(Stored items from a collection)
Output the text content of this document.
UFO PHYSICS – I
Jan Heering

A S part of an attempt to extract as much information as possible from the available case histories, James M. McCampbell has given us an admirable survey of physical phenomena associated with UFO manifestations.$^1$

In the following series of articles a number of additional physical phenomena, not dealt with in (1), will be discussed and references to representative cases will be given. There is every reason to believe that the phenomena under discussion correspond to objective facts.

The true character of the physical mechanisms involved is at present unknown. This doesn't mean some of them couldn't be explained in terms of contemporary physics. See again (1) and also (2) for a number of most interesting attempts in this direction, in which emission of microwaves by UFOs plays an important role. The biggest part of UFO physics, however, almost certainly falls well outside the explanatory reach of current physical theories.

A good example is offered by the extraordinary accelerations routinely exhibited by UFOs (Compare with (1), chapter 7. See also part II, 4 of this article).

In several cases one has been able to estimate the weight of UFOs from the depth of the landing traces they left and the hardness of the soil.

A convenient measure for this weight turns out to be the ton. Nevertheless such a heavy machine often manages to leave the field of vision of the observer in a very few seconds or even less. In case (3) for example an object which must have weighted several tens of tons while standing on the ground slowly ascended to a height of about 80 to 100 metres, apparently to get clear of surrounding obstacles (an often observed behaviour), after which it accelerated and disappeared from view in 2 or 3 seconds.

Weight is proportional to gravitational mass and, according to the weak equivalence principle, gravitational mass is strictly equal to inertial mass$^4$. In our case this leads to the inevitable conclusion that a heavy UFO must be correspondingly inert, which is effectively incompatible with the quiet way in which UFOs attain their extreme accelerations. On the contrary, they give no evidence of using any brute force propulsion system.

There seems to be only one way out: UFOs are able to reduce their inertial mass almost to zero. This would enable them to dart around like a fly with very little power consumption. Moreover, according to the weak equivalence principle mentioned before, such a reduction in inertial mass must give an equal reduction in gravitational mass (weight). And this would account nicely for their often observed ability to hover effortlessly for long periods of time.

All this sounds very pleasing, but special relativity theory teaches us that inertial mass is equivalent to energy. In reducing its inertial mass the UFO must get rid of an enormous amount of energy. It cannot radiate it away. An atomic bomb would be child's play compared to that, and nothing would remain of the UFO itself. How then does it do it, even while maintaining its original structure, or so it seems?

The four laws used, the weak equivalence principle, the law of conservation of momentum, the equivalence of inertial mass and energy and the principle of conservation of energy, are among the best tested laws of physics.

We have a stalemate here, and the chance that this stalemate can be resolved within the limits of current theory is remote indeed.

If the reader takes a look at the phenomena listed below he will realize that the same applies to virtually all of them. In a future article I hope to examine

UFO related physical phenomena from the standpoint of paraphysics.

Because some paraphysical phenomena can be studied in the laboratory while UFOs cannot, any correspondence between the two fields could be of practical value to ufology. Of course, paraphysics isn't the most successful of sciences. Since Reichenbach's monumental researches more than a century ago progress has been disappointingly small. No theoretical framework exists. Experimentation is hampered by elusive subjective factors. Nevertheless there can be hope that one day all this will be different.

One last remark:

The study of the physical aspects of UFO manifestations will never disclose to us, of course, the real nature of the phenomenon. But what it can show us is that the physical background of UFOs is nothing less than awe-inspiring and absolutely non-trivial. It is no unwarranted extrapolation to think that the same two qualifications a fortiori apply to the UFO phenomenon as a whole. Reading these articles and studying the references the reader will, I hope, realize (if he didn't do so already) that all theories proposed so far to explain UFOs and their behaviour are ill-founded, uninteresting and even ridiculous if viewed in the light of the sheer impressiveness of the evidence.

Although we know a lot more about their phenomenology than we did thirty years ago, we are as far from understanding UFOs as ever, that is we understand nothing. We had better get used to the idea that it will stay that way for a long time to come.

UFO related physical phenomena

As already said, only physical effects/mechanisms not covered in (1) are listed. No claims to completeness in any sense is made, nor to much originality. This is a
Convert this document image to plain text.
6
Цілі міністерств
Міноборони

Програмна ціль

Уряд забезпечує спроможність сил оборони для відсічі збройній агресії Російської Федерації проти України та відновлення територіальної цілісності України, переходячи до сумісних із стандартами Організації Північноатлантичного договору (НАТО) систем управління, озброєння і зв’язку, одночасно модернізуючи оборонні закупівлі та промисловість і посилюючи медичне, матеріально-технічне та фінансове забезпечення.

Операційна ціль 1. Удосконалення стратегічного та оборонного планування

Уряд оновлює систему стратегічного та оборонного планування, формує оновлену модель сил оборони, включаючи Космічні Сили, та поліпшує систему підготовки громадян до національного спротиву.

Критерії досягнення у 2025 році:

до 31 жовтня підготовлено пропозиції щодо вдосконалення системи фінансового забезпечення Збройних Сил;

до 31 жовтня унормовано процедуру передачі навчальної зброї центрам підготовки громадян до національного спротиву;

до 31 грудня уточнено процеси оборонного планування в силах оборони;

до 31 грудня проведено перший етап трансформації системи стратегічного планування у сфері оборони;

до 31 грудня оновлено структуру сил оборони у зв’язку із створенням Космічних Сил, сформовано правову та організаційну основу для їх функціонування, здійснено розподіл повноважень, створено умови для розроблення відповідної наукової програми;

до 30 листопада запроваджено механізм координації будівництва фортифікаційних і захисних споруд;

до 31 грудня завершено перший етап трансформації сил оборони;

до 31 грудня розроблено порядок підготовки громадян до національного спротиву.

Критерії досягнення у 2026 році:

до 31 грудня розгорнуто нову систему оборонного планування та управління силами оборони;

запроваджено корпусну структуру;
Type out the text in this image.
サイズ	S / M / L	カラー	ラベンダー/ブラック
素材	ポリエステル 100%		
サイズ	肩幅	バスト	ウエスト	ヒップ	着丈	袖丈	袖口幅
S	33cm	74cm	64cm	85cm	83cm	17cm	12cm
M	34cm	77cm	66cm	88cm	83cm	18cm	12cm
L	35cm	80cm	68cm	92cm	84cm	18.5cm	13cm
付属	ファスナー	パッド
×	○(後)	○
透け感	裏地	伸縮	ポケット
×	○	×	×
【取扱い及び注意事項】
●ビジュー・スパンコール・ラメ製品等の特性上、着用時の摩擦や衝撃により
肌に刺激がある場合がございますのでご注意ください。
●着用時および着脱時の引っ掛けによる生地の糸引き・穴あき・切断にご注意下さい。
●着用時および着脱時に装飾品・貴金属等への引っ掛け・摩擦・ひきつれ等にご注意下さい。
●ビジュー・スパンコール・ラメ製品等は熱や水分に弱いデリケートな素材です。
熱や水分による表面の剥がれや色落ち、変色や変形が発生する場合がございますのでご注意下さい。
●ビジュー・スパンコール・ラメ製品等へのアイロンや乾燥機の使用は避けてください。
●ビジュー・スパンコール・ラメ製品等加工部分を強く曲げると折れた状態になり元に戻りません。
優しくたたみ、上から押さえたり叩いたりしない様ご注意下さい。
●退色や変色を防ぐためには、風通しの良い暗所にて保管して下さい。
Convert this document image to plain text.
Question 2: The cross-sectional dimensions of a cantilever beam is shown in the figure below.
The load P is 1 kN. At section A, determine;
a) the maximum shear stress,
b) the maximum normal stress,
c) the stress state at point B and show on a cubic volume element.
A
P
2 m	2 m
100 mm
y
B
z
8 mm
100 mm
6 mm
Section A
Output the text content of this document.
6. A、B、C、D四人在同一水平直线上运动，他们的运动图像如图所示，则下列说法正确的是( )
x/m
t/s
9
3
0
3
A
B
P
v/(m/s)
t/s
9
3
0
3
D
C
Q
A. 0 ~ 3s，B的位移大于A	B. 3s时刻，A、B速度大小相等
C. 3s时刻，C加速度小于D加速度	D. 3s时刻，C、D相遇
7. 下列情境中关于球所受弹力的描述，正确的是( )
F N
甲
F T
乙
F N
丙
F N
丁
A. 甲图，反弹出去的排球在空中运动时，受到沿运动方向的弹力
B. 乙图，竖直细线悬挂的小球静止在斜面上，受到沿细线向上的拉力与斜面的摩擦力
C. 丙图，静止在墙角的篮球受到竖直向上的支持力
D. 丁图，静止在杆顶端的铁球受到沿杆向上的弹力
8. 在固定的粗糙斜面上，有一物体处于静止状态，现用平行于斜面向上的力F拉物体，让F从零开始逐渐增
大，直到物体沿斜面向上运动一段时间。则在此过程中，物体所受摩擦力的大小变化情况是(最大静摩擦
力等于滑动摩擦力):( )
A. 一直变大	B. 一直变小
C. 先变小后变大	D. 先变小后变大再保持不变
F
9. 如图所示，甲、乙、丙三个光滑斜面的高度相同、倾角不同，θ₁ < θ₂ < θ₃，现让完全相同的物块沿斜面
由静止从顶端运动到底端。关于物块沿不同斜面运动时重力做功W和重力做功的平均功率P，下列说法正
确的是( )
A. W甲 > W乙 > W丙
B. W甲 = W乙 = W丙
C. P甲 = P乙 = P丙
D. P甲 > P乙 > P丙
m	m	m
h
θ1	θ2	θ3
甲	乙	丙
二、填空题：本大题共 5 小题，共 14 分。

> _What is required_: Where a line contains "used", copy that line.

> _Task output_:
The four laws used, the weak equivalence principle, the law of conservation of momentum, the equivalence of inertial mass and energy and the principle of conservation of energy, are among the best tested laws of physics.
Although we know a lot more about their phenomenology than we did thirty years ago, we are as far from understanding UFOs as ever, that is we understand nothing. We had better get used to the idea that it will stay that way for a long time to come.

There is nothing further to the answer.